**STATED EXERCISE:**
Single out each line with the word "text" and copy it.

**EXERCISE MATERIALS:**
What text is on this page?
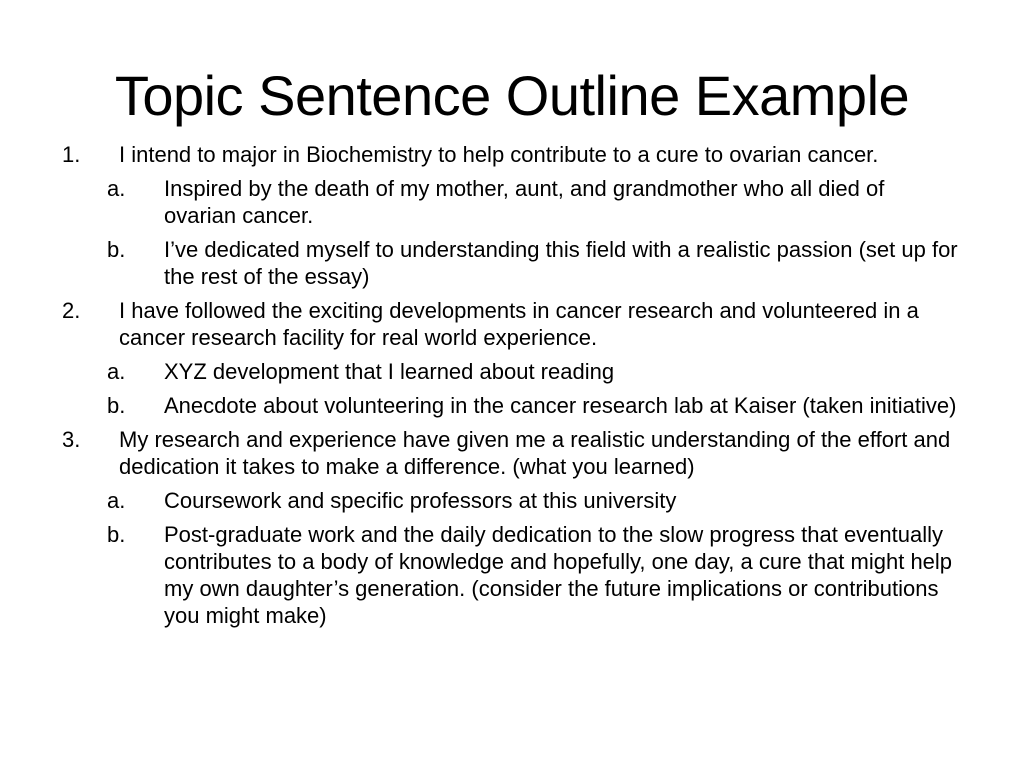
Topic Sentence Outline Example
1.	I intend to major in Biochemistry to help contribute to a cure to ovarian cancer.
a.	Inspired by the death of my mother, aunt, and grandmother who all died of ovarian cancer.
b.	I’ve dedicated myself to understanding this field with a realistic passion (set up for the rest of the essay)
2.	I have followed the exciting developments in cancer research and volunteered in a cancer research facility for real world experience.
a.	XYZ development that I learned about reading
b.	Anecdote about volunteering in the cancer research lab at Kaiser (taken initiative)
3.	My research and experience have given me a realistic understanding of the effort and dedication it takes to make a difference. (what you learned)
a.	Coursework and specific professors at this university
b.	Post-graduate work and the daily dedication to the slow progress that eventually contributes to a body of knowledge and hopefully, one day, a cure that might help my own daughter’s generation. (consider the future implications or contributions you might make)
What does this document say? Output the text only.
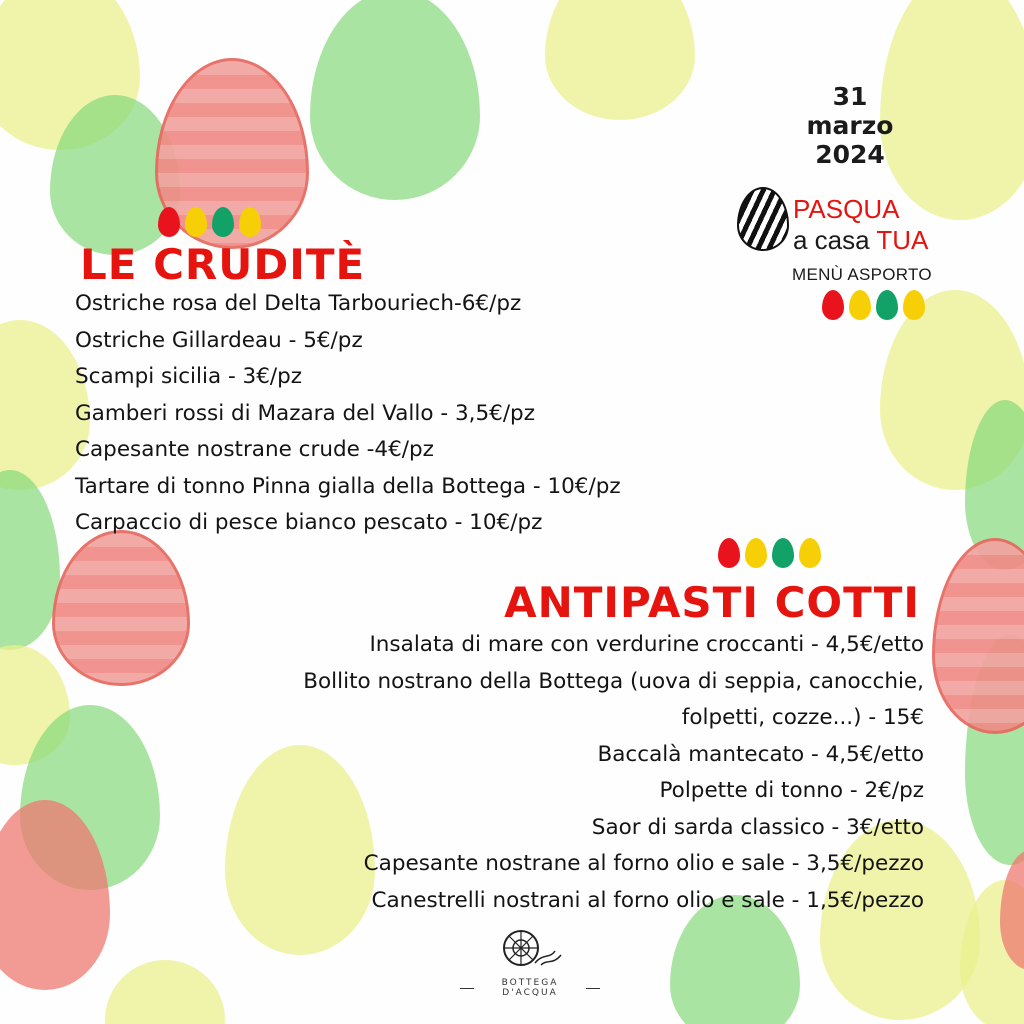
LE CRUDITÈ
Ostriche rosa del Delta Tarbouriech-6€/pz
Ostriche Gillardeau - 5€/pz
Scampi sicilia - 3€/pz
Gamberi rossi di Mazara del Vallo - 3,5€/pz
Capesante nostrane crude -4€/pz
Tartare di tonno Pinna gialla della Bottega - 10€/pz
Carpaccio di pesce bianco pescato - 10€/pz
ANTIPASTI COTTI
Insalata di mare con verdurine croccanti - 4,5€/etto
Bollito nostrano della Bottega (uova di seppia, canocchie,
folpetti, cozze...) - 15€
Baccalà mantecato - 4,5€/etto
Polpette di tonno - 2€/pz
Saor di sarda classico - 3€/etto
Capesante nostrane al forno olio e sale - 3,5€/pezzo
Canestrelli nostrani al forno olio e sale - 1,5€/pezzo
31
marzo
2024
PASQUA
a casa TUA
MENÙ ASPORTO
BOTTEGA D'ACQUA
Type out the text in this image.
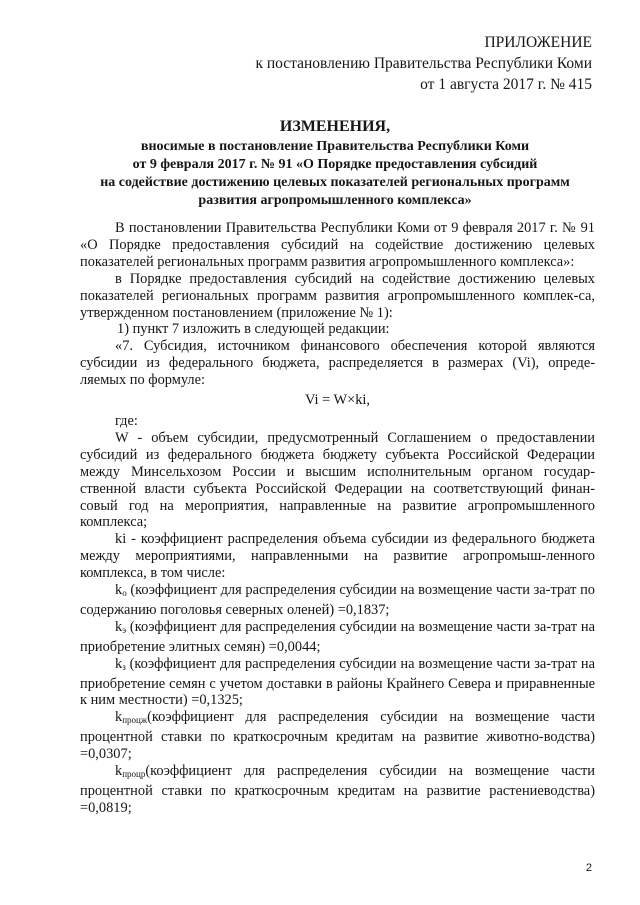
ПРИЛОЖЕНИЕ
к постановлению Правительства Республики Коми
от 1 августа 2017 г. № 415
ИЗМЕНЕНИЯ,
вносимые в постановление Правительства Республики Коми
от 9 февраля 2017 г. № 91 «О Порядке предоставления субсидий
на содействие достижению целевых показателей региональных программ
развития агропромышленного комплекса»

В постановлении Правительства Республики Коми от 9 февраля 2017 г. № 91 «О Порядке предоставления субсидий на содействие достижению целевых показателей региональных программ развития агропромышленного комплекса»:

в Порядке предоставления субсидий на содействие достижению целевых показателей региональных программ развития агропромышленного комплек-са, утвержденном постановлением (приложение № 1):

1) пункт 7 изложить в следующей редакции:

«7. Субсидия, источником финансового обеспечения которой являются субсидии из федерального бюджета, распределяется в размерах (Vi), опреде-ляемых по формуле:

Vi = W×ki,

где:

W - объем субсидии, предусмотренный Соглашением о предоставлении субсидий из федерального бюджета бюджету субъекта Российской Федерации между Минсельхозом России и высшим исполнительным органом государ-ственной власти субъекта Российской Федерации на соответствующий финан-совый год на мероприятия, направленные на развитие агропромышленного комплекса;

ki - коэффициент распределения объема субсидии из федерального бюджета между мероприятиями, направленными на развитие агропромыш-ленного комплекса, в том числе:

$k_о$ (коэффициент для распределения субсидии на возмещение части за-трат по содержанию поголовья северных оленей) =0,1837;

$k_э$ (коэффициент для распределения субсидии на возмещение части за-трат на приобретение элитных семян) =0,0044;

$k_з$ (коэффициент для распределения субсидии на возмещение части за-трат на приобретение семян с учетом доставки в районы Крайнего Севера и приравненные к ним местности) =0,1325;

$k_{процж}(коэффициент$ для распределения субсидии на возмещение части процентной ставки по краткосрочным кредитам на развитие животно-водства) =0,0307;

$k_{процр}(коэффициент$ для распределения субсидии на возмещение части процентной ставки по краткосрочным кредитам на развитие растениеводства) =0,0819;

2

==

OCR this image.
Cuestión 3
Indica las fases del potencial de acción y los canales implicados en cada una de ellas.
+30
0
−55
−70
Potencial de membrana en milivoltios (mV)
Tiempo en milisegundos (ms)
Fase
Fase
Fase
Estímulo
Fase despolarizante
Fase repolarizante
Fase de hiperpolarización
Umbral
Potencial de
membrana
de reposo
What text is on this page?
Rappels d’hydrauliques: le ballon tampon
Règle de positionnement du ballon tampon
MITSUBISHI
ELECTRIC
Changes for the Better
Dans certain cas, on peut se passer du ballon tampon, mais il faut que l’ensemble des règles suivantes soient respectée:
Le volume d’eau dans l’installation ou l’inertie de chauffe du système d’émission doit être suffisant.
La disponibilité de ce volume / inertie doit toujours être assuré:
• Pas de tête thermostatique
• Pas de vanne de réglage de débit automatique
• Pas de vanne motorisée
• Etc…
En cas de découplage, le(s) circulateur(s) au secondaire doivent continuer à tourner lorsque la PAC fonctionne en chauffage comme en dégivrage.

**COMPLETE RESPONSE:**
What text is on this page?
What does this document say? Output the text only.
Type out the text in this image.
What text is on this page?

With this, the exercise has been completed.